OBJECTIVE
Show every line in the entries below where the word "description" appears.
# START OF DATA FOR THIS TASK
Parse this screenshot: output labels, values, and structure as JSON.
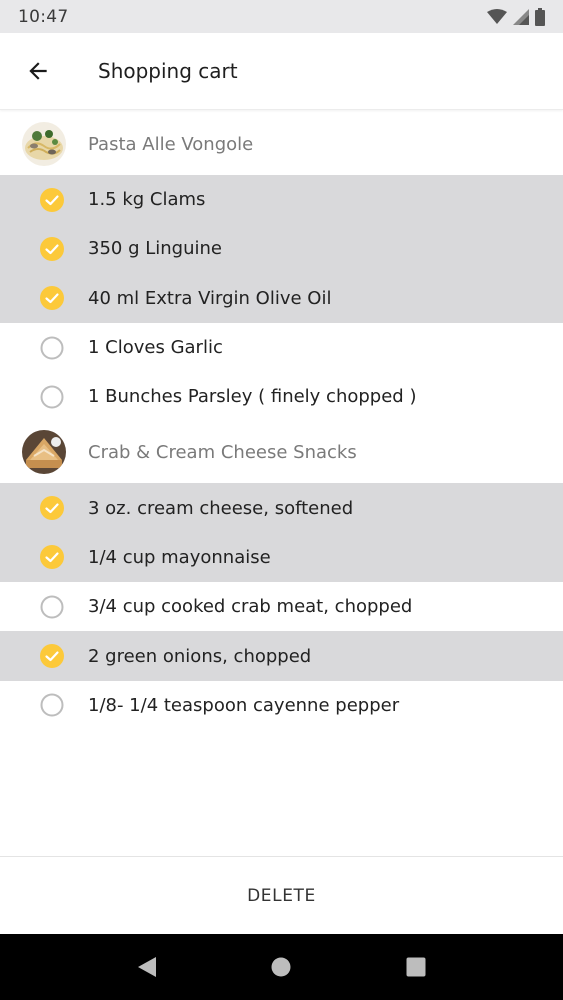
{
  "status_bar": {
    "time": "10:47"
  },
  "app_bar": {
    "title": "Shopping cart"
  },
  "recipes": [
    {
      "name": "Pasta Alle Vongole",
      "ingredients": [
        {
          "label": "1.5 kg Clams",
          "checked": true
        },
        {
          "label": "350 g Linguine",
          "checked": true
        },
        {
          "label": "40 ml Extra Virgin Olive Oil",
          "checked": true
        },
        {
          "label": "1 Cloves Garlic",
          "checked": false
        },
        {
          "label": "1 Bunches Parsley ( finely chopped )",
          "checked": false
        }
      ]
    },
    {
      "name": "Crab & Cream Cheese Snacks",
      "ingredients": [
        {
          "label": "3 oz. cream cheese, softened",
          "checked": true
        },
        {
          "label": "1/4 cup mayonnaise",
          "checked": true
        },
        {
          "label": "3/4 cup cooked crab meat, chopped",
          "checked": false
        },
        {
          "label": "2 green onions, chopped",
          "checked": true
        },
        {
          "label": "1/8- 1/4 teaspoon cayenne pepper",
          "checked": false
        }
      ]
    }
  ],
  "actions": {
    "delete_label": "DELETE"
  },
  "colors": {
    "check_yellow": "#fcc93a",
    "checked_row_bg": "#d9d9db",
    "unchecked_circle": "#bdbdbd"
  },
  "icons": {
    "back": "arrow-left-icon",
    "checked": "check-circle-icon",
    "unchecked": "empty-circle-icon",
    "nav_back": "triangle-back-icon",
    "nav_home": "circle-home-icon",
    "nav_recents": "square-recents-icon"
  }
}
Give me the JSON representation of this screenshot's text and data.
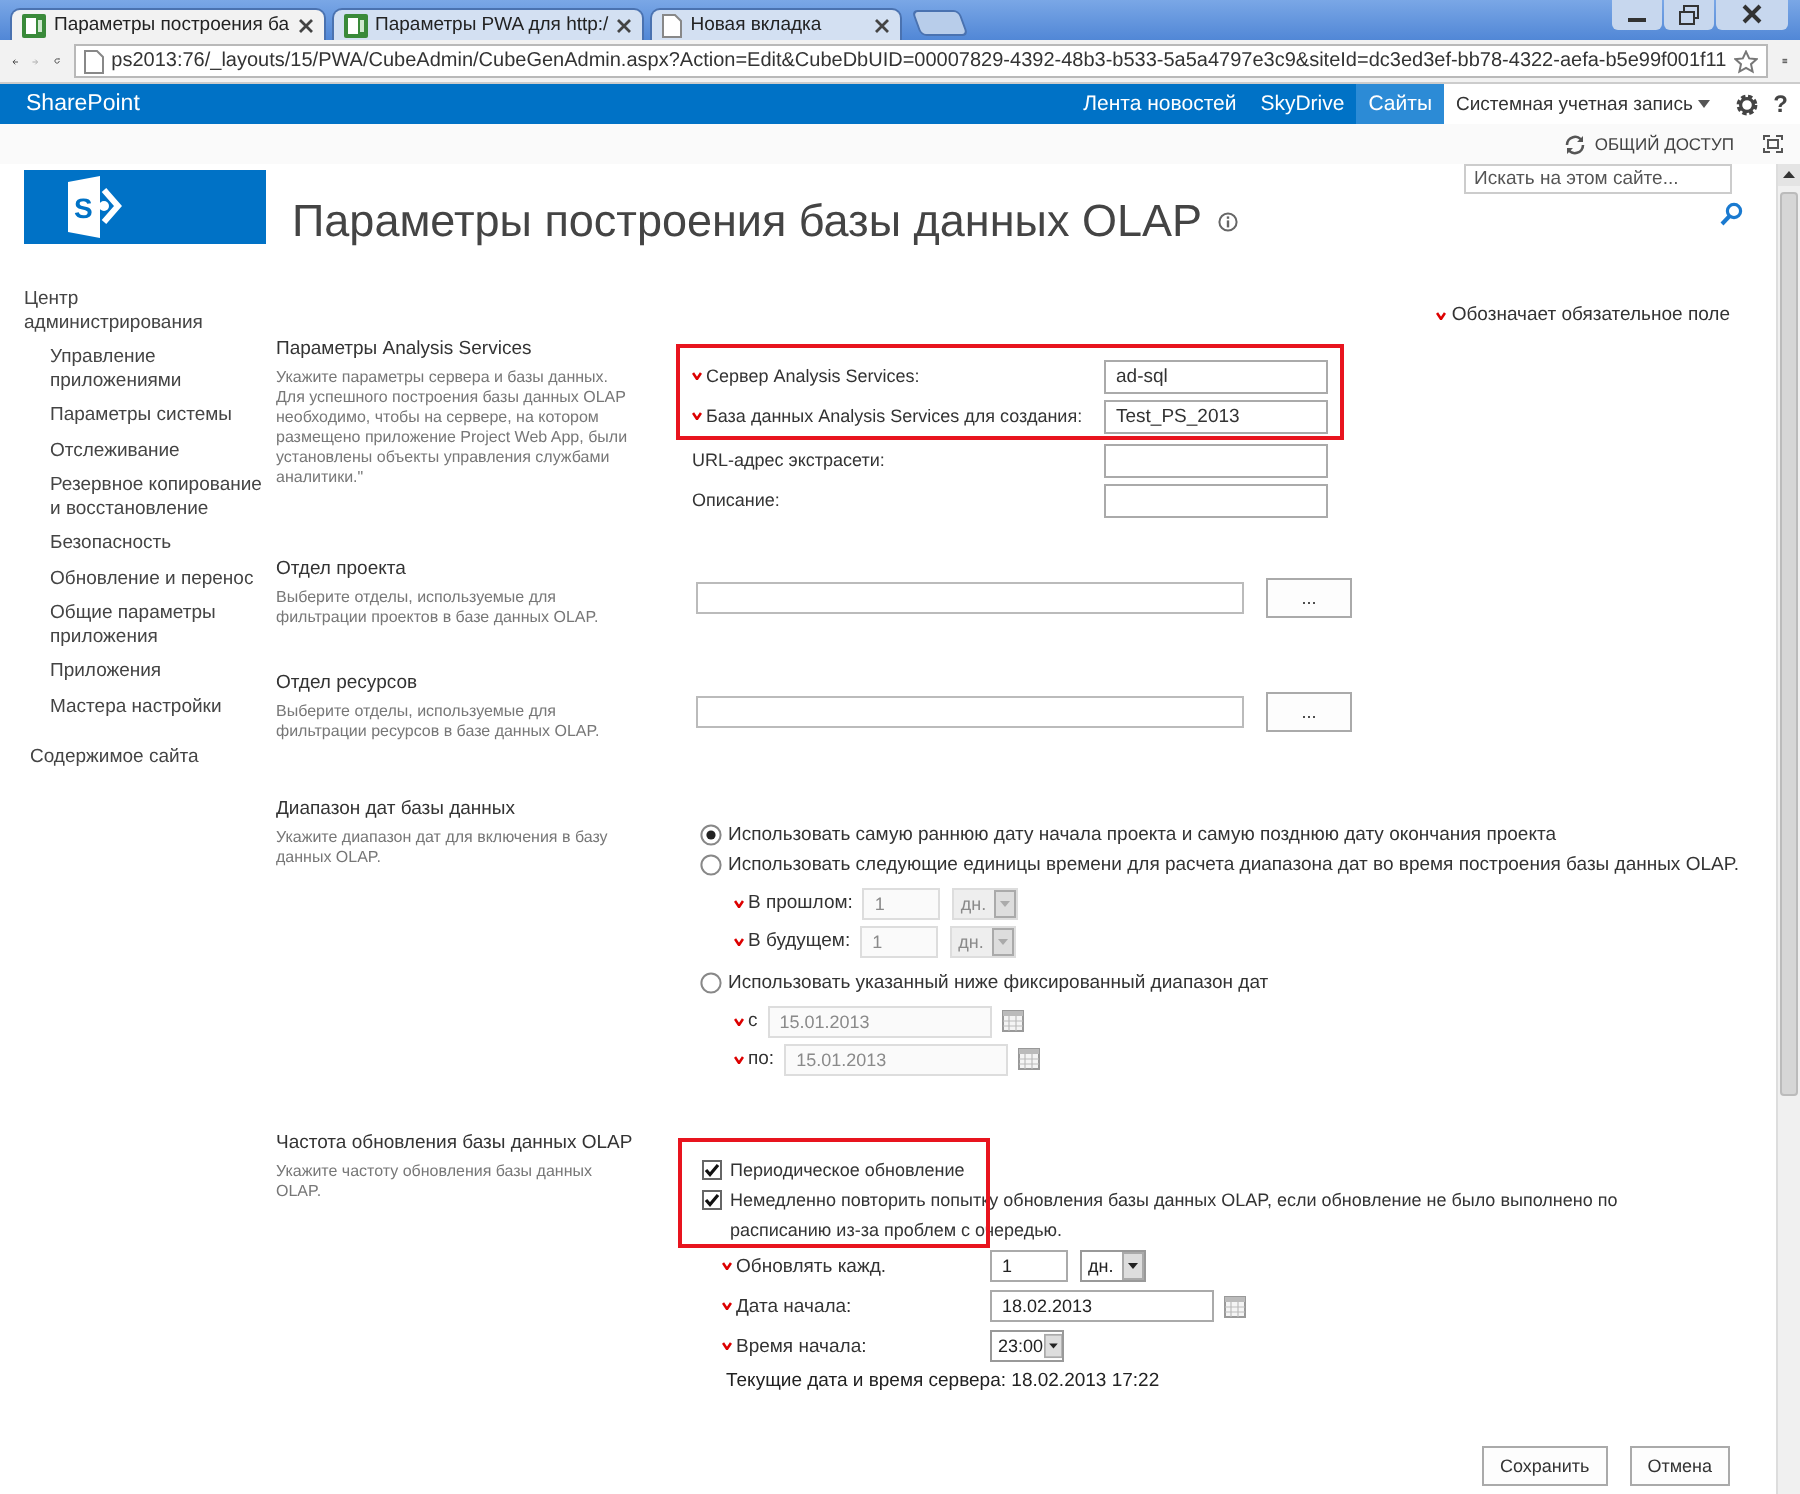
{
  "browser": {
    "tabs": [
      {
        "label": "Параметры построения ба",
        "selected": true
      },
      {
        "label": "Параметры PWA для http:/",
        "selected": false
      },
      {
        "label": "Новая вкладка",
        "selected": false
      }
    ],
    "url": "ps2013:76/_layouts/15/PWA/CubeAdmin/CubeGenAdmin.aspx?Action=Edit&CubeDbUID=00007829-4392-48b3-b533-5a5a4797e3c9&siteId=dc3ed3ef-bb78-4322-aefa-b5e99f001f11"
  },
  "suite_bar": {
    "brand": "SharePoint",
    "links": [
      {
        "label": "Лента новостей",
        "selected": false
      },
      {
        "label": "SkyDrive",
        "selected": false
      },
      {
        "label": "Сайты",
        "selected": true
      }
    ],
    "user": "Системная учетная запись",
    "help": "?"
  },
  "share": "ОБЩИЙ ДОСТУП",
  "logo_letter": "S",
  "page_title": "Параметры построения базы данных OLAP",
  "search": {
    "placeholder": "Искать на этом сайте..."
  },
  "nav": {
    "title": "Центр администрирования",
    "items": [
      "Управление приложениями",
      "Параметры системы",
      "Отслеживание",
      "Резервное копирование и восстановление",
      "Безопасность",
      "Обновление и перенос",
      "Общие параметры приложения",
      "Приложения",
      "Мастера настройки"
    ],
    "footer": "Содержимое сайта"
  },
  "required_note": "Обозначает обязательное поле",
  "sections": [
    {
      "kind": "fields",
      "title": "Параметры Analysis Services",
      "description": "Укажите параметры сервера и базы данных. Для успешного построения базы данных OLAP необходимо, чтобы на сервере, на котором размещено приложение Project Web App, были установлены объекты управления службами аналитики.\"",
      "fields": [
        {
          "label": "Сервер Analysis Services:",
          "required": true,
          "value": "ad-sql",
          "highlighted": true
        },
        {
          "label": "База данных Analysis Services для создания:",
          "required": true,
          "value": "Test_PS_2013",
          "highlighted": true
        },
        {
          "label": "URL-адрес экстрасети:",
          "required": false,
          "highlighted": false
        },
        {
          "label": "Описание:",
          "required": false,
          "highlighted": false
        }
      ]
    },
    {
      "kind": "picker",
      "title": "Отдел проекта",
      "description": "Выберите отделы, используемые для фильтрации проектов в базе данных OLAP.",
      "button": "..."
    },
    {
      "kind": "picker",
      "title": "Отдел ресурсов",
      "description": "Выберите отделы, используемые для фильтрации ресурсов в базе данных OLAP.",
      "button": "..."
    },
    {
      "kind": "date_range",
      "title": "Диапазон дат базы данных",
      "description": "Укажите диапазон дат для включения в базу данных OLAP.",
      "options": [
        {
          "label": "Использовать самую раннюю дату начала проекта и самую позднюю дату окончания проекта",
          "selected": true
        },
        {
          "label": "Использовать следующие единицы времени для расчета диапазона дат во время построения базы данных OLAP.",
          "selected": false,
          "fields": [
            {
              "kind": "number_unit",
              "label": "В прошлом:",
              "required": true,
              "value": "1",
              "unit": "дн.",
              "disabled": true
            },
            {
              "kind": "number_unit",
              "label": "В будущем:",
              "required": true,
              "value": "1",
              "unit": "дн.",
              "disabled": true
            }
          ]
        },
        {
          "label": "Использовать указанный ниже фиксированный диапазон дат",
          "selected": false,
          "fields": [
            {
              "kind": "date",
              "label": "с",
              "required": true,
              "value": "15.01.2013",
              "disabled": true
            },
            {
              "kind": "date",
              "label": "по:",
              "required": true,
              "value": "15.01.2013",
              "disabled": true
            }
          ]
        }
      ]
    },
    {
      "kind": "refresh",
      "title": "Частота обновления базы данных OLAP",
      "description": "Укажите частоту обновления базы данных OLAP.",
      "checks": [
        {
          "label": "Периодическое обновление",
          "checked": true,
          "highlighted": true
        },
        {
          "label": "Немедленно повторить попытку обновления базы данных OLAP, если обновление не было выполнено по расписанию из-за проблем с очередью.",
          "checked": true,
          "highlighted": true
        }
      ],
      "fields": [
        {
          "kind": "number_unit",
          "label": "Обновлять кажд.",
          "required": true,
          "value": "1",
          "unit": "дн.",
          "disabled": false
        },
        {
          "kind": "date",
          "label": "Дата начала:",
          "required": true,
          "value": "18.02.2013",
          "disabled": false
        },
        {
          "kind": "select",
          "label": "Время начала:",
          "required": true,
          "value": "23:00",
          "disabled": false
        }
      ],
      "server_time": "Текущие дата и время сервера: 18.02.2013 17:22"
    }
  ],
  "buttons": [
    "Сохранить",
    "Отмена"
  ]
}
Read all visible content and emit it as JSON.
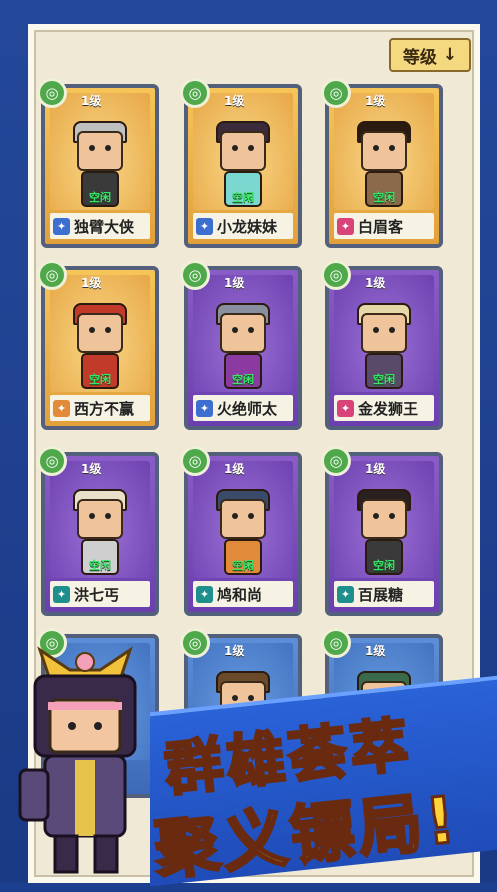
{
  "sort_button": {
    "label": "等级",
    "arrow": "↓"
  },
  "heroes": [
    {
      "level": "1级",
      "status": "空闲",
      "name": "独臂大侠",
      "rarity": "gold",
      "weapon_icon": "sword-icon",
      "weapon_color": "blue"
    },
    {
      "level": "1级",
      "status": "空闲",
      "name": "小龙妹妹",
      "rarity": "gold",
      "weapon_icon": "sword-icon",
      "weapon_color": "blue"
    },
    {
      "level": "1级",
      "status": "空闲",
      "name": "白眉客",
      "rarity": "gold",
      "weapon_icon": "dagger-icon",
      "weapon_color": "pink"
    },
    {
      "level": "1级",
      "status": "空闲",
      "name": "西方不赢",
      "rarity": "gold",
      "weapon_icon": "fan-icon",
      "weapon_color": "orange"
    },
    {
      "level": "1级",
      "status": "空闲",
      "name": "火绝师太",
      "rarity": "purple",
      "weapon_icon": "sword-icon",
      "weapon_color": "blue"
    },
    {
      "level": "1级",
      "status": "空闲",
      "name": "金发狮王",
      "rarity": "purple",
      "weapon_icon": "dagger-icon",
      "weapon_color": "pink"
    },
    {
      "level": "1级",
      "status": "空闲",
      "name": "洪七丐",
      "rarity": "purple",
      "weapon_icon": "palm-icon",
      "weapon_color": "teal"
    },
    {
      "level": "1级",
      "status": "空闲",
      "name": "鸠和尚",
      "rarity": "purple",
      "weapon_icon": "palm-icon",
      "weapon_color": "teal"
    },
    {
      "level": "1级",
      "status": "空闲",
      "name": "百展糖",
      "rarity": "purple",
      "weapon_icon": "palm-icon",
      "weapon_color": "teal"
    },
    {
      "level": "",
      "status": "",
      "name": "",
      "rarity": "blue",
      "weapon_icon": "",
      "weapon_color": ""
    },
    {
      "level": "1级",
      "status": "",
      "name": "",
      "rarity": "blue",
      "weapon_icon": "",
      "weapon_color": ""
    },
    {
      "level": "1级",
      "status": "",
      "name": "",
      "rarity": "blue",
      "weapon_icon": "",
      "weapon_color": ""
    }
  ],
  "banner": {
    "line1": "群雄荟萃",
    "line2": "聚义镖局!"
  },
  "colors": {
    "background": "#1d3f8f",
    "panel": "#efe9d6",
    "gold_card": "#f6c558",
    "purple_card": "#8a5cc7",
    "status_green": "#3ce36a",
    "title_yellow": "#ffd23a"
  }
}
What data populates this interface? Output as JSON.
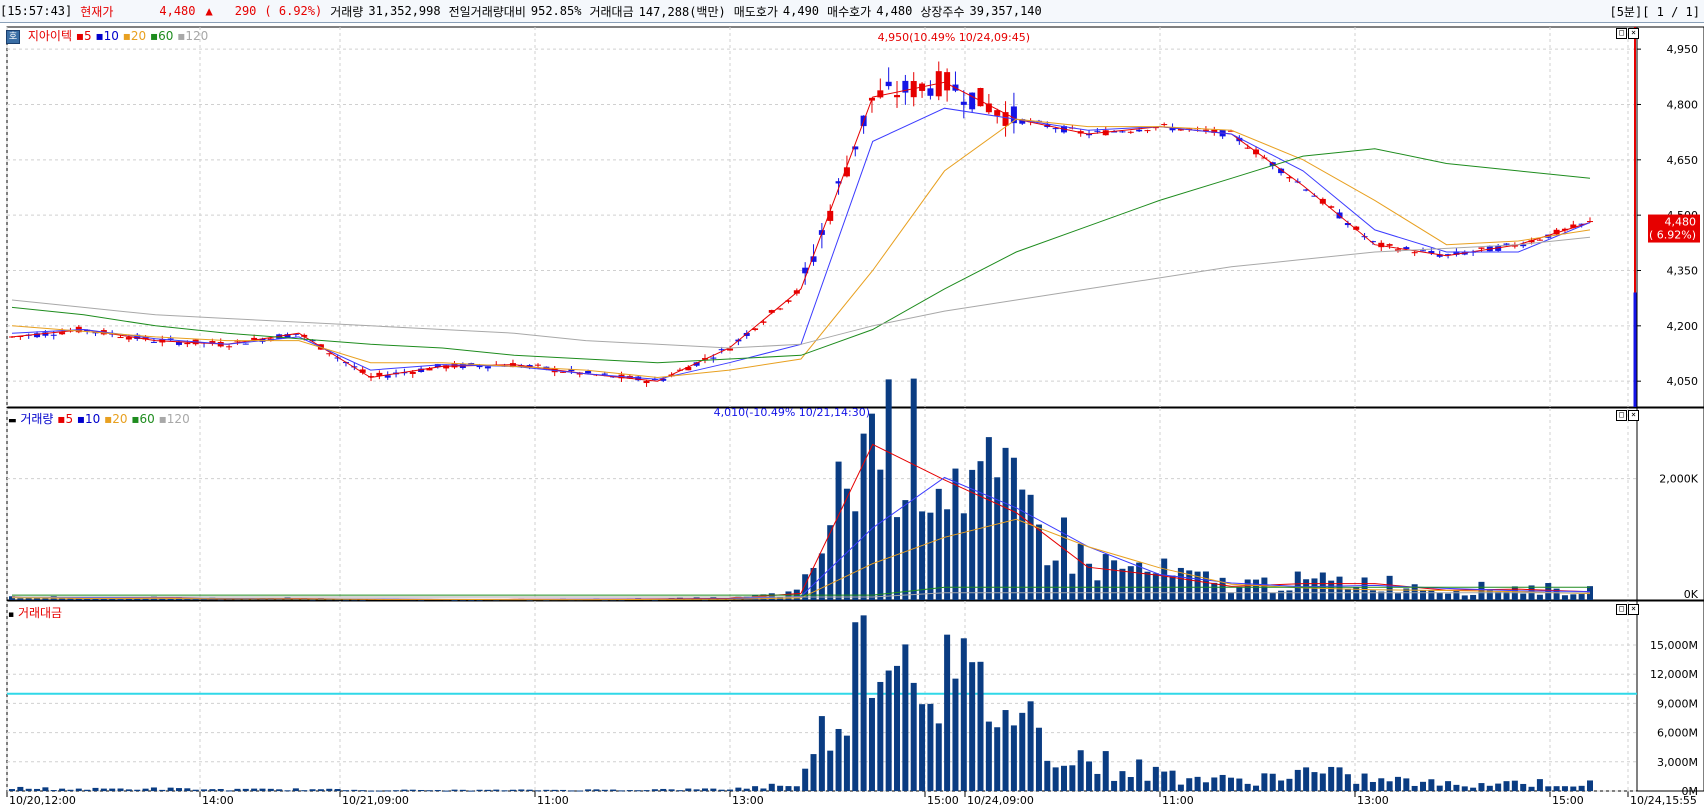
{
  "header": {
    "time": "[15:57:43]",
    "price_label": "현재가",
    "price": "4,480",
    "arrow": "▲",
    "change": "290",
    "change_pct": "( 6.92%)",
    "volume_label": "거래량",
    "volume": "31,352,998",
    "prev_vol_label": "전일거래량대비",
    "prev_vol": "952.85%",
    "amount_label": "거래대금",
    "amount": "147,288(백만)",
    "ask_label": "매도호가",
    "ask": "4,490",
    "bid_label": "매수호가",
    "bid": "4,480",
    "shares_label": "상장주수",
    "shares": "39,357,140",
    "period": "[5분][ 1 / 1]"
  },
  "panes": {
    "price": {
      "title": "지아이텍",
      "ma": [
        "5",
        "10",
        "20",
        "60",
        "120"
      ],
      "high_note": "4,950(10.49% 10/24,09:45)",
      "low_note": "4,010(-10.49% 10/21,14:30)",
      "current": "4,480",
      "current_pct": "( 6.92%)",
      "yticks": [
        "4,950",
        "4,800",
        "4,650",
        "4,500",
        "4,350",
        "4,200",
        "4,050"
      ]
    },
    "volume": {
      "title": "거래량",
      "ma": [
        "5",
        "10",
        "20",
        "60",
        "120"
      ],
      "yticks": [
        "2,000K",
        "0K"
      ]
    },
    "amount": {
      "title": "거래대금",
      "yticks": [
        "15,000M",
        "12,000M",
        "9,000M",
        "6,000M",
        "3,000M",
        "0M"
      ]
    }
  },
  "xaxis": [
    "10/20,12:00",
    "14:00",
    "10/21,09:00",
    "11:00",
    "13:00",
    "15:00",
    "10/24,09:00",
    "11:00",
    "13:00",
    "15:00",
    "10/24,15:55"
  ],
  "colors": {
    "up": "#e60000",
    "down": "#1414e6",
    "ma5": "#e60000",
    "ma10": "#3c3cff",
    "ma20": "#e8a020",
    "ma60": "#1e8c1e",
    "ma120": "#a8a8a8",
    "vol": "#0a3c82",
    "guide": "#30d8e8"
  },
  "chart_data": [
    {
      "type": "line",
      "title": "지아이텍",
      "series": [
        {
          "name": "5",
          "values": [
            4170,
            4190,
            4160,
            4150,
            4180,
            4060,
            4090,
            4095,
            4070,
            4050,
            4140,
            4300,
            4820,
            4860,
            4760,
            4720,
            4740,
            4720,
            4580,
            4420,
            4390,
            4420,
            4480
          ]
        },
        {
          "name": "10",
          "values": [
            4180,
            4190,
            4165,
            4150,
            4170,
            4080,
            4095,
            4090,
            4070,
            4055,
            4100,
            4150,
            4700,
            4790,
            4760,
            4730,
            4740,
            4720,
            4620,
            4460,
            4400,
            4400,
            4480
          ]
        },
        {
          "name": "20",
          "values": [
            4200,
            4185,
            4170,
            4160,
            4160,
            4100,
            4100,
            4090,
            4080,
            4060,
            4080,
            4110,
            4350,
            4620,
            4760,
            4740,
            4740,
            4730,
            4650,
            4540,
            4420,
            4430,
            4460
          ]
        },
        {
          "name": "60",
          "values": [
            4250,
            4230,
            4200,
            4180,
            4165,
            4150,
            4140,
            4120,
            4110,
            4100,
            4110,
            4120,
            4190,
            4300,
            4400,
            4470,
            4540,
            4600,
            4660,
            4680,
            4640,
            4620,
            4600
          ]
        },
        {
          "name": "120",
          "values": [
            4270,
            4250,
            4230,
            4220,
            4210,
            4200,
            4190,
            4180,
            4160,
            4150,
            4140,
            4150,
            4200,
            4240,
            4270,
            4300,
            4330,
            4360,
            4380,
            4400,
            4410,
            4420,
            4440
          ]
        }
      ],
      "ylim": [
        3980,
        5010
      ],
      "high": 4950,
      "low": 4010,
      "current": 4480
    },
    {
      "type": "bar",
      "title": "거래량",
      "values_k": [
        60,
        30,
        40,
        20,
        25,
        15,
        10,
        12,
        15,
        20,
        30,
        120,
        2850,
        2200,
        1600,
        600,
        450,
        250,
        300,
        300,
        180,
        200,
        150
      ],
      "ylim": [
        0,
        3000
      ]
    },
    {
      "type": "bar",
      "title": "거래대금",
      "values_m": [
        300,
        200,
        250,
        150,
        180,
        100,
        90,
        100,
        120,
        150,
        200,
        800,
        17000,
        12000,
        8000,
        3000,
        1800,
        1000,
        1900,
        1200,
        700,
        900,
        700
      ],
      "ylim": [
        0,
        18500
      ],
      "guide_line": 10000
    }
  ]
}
# END OF DATA FOR THIS TASK
FINAL ANSWER
      "description": "Укажите параметры сервера и базы данных. Для успешного построения базы данных OLAP необходимо, чтобы на сервере, на котором размещено приложение Project Web App, были установлены объекты управления службами аналитики.\"",
      "description": "Выберите отделы, используемые для фильтрации проектов в базе данных OLAP.",
      "description": "Выберите отделы, используемые для фильтрации ресурсов в базе данных OLAP.",
      "description": "Укажите диапазон дат для включения в базу данных OLAP.",
      "description": "Укажите частоту обновления базы данных OLAP.",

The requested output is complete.